Find every line below that contains the word "this" and copy it out.

————

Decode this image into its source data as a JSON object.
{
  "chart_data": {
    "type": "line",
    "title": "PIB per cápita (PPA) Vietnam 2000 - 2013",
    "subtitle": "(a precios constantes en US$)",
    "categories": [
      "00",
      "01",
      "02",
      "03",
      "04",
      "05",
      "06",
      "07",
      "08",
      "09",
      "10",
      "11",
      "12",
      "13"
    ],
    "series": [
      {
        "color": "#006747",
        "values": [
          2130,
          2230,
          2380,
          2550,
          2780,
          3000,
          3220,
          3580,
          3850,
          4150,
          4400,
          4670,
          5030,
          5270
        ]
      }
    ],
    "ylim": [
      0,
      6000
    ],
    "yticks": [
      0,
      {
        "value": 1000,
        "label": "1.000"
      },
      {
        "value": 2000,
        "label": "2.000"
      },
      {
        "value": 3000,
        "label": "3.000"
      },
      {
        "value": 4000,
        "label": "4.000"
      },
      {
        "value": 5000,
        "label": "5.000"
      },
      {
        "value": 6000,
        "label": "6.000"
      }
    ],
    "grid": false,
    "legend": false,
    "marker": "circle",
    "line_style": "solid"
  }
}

————

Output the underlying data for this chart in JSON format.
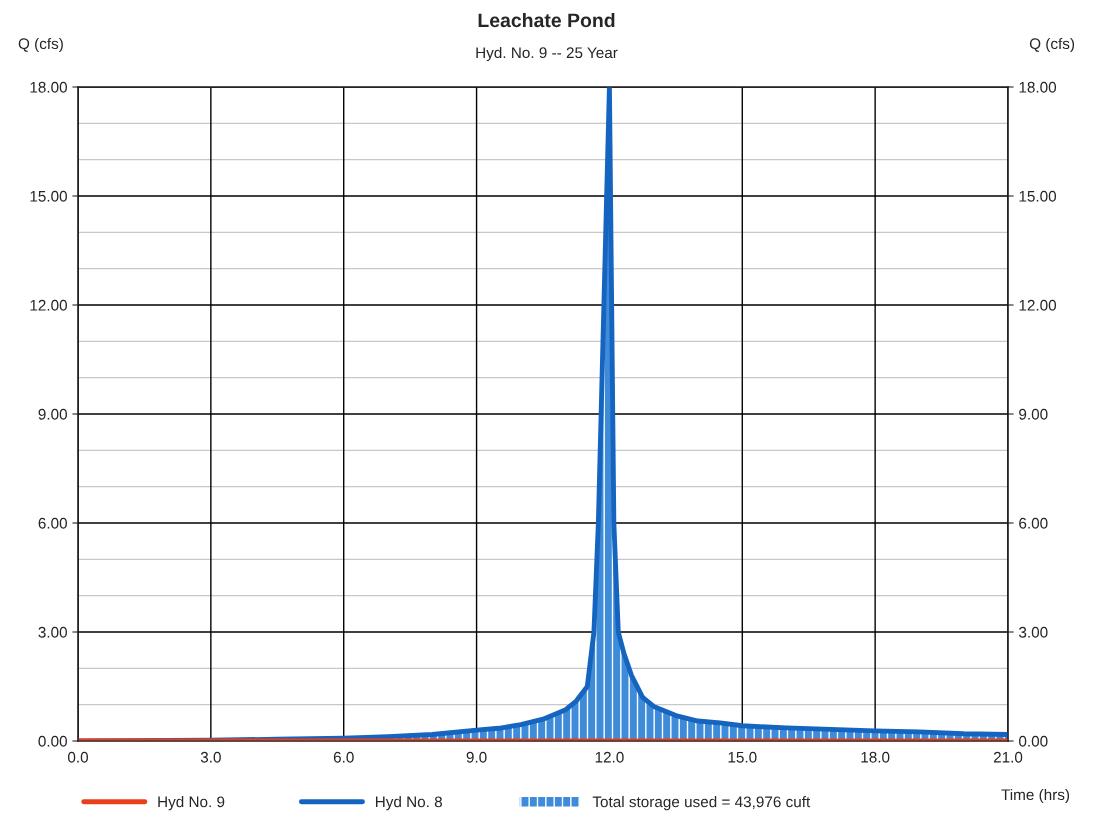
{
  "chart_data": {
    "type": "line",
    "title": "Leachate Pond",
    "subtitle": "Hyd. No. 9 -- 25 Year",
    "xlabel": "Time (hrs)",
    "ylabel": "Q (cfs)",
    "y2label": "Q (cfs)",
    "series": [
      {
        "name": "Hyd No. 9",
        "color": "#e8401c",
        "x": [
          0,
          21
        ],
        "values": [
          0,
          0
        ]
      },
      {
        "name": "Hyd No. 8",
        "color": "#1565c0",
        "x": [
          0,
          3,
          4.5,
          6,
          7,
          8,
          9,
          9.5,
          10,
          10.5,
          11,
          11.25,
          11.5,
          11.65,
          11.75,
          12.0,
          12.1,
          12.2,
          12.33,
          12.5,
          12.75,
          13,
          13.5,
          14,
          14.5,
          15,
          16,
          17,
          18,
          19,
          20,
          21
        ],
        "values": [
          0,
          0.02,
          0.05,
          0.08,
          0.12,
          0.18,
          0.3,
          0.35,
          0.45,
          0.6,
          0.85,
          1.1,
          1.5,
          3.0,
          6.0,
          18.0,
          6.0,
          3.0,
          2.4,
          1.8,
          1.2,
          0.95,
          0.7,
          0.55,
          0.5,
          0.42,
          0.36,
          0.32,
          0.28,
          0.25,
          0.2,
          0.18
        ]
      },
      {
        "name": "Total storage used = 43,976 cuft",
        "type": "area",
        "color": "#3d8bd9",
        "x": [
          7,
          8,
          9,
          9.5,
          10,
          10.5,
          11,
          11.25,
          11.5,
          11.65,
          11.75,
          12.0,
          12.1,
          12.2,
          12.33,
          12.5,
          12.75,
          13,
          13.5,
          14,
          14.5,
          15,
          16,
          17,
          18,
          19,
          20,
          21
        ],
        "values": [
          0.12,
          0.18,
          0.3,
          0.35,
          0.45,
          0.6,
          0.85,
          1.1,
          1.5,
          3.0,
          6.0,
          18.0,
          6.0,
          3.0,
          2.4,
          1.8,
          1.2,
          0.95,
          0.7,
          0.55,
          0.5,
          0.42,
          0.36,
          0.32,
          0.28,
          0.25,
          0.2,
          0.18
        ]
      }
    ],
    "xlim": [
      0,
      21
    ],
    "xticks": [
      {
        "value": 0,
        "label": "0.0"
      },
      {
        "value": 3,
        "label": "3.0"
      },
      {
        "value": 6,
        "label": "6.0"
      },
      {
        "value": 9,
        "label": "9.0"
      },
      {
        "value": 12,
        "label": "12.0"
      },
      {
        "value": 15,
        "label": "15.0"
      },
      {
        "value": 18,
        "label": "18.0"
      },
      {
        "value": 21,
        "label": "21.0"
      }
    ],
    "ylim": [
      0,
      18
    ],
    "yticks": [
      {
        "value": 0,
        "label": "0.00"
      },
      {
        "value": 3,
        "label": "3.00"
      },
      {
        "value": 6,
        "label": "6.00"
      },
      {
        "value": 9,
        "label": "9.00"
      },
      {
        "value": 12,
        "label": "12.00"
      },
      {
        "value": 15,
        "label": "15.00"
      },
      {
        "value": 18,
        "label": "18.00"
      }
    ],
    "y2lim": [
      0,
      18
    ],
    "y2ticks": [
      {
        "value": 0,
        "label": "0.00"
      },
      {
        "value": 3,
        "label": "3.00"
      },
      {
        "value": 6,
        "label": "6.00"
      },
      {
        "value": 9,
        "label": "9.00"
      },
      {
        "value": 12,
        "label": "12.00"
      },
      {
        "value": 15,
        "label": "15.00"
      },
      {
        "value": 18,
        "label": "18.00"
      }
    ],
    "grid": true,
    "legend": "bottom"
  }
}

————

- **Expected answer**
Decode this image into its source data as a JSON object.
Output the underlying data for this chart in JSON format.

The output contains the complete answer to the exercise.